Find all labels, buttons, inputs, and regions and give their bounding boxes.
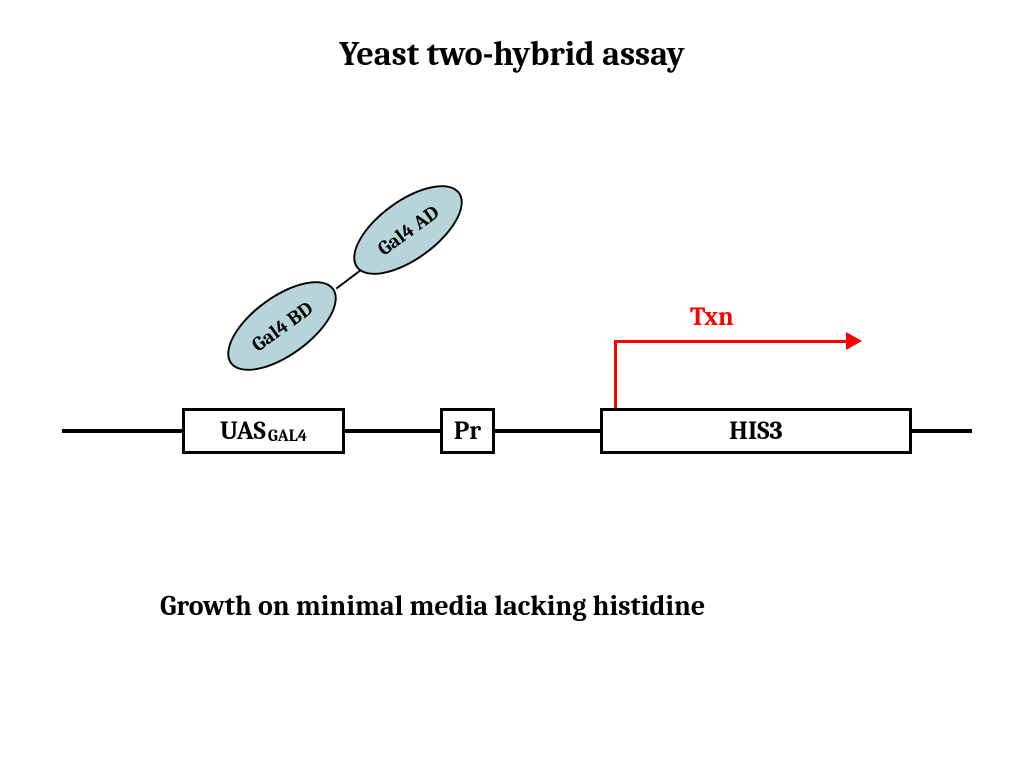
uas-box: UAS GAL4 — [182, 408, 345, 454]
promoter-box: Pr — [440, 408, 495, 454]
txn-arrow-head — [846, 332, 862, 350]
dna-segment-4 — [912, 429, 972, 433]
diagram-stage: Yeast two-hybrid assay UAS GAL4 Pr HIS3 … — [0, 0, 1024, 768]
uas-label-main: UAS — [220, 416, 266, 446]
his3-box: HIS3 — [600, 408, 912, 454]
txn-arrow-vertical — [614, 340, 617, 408]
dna-segment-3 — [495, 429, 600, 433]
txn-arrow-horizontal — [614, 340, 848, 343]
dna-segment-2 — [345, 429, 440, 433]
txn-label: Txn — [690, 302, 734, 332]
dna-segment-1 — [62, 429, 182, 433]
uas-label-sub: GAL4 — [268, 427, 307, 446]
gal4-connector — [336, 269, 363, 290]
diagram-title: Yeast two-hybrid assay — [0, 34, 1024, 74]
diagram-caption: Growth on minimal media lacking histidin… — [160, 590, 705, 622]
gal4-ad-ellipse: Gal4 AD — [339, 168, 478, 292]
gal4-bd-ellipse: Gal4 BD — [213, 264, 352, 388]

========

[YOUR GOAL]
Every entry should come back exactly as written, only without images.

[ANSWER FOR THIS EXERCISE]
Find all labels, buttons, inputs, and regions and give their bounding boxes.
uas-box: UAS GAL4 — [182, 408, 345, 454]
promoter-box: Pr — [440, 408, 495, 454]
txn-arrow-head — [846, 332, 862, 350]
dna-segment-4 — [912, 429, 972, 433]
diagram-stage: Yeast two-hybrid assay UAS GAL4 Pr HIS3 … — [0, 0, 1024, 768]
uas-label-main: UAS — [220, 416, 266, 446]
his3-box: HIS3 — [600, 408, 912, 454]
txn-arrow-vertical — [614, 340, 617, 408]
dna-segment-3 — [495, 429, 600, 433]
txn-arrow-horizontal — [614, 340, 848, 343]
dna-segment-2 — [345, 429, 440, 433]
txn-label: Txn — [690, 302, 734, 332]
dna-segment-1 — [62, 429, 182, 433]
uas-label-sub: GAL4 — [268, 427, 307, 446]
gal4-connector — [336, 269, 363, 290]
diagram-title: Yeast two-hybrid assay — [0, 34, 1024, 74]
diagram-caption: Growth on minimal media lacking histidin… — [160, 590, 705, 622]
gal4-ad-ellipse: Gal4 AD — [339, 168, 478, 292]
gal4-bd-ellipse: Gal4 BD — [213, 264, 352, 388]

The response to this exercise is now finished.